---------- Text block ----------

Bug #57648 server feature request - expose SSL certificate details in SHOW GLOBAL STATUS
Submitted: 22 Oct 2010 4:57 Modified: 26 Apr 2011 14:29
Reporter: Andrew Dalgleish Email Updates:
Status: Closed Impact on me:
None 
Category:MySQL Server: General Severity:S3 (Non-critical)
Version: OS:Any
Assigned to: Georgi Kodinov CPU Architecture:Any

[22 Oct 2010 4:57] Andrew Dalgleish
Description:
There is no way to remotely check when an SSL certificate is due to expire.

If we expose the certificate expiry date in the SHOW GLOBAL STATUS, we can then check for upcoming expiry dates before they catch us by surprise.

There is a work-around by loading the certificate file into a table using LOAD FILE etc, but this requires a user with FILE privs, and the certificate file must be within the secure-file-priv path.

How to repeat:
n/a
[8 Feb 2011 10:35] Georgi Kodinov
Turned out that the YaSSL implementation is severely lacking in options to parse and return the notBefore and notAfter dates. There's a function to check them against a date, but no way to extract them.
OpenSSL has ASN1_TIME_print() that can be relatively easy to implement, but it requires an implementation of the BIO functions that is also lacking from yaSSL's bundled version.
[26 Apr 2011 14:29] Paul DuBois
Noted in 5.6.3 changelog.

The server now exposes SSL certificate expiration dates through the
Ssl_not_before and Ssl_server_not_after status variables. Both
variables have values in ANSI time format (for example, Sep 12
16:22:06 2013 GMT), or are blank for non-SSL connections.

---------- Listed entries ----------

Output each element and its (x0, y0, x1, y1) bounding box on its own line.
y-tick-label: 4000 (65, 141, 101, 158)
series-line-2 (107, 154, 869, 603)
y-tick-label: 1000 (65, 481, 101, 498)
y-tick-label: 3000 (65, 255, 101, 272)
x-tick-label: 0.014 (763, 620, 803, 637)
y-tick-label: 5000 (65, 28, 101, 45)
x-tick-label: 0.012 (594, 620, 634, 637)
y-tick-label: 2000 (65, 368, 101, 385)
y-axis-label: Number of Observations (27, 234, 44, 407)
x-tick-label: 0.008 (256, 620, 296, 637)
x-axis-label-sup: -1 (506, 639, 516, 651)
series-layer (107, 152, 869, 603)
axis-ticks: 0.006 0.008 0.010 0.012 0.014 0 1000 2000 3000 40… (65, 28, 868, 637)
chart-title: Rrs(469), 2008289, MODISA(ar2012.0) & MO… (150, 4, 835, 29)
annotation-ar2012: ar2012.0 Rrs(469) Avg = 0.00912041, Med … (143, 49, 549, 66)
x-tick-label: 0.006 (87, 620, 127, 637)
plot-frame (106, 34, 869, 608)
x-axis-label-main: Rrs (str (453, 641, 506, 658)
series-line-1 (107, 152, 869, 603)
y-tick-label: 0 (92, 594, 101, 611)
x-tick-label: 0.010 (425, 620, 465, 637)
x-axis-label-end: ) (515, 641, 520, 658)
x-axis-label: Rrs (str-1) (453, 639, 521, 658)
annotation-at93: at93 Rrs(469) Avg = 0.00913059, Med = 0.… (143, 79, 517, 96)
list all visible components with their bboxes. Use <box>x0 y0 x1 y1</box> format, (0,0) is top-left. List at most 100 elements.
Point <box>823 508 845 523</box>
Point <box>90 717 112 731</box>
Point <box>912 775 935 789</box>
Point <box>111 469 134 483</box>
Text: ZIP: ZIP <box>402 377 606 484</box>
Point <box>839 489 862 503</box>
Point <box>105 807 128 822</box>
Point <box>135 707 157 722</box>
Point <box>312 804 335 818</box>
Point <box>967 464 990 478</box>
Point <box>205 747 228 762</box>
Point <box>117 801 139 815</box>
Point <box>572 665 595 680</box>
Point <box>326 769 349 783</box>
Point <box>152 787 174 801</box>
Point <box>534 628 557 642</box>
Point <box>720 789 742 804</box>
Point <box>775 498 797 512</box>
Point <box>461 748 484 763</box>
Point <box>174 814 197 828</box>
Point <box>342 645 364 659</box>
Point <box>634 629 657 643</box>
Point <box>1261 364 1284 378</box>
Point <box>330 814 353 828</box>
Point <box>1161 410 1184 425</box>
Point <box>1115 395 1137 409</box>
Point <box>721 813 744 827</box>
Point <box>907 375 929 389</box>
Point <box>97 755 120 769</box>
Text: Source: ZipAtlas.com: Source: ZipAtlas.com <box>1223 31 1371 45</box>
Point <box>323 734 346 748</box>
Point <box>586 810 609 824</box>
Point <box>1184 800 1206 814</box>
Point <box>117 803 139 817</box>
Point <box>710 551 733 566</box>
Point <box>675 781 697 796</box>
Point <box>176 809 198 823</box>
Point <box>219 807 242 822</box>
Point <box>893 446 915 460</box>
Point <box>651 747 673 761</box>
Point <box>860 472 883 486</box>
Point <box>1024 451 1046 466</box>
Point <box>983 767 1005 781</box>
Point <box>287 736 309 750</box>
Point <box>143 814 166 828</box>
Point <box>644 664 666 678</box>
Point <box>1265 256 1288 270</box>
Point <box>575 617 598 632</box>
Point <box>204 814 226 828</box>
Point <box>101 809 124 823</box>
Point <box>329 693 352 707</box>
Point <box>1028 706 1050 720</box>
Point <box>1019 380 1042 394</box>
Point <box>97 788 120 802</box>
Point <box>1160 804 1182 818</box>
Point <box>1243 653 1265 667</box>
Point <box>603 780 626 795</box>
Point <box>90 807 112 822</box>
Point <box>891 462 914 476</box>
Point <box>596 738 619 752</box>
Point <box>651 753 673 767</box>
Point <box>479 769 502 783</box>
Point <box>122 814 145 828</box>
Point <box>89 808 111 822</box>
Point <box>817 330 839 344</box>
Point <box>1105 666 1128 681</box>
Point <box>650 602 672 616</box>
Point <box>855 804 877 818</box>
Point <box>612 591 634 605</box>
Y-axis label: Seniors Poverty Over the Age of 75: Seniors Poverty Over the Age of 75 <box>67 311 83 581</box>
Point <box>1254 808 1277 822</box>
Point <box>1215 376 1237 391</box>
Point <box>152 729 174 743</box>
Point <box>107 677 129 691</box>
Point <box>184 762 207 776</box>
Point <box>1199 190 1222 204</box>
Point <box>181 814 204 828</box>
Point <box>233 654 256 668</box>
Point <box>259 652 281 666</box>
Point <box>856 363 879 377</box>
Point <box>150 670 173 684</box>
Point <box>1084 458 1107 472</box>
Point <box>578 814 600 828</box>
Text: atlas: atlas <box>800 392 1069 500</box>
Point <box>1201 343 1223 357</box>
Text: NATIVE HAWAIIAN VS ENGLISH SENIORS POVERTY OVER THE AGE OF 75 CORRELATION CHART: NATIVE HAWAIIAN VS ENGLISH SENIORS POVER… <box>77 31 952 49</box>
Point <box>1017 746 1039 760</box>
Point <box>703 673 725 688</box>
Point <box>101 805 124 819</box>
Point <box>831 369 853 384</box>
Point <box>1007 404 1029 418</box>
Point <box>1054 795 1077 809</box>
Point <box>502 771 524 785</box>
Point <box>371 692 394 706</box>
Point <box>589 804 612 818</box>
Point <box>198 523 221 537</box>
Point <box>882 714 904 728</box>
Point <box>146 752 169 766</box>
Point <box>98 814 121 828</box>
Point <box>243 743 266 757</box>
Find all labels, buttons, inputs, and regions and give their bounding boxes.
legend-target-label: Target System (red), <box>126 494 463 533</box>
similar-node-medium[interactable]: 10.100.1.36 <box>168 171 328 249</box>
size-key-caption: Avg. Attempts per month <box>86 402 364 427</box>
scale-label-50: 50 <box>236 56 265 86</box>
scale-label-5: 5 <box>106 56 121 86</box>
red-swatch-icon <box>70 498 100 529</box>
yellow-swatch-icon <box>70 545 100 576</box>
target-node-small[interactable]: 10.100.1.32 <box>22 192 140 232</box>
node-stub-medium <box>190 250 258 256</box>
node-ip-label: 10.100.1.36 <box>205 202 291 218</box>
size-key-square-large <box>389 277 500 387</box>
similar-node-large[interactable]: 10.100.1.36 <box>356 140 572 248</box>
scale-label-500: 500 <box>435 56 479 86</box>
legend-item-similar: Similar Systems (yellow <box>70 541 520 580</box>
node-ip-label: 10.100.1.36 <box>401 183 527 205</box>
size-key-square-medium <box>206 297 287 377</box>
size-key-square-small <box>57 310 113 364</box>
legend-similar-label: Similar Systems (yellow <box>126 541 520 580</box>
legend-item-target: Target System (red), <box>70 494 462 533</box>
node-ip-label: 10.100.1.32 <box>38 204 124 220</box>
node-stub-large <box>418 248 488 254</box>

----------

**Required actions**
(1) Answer these questions from the bug report:
(a) To whom is the bug assigned?
(b) What privilege does the LOAD FILE work-around require the user to have?
(c) In which version's changelog was the change noted?
(2) Quote the bug report from "There is a work-around" up to and including "the secure-file-priv path.".

**List of answers**
(1)
(a) Georgi Kodinov
(b) FILE privs
(c) 5.6.3

(2)
There is a work-around by loading the certificate file into a table using LOAD FILE etc, but this requires a user with FILE privs, and the certificate file must be within the secure-file-priv path.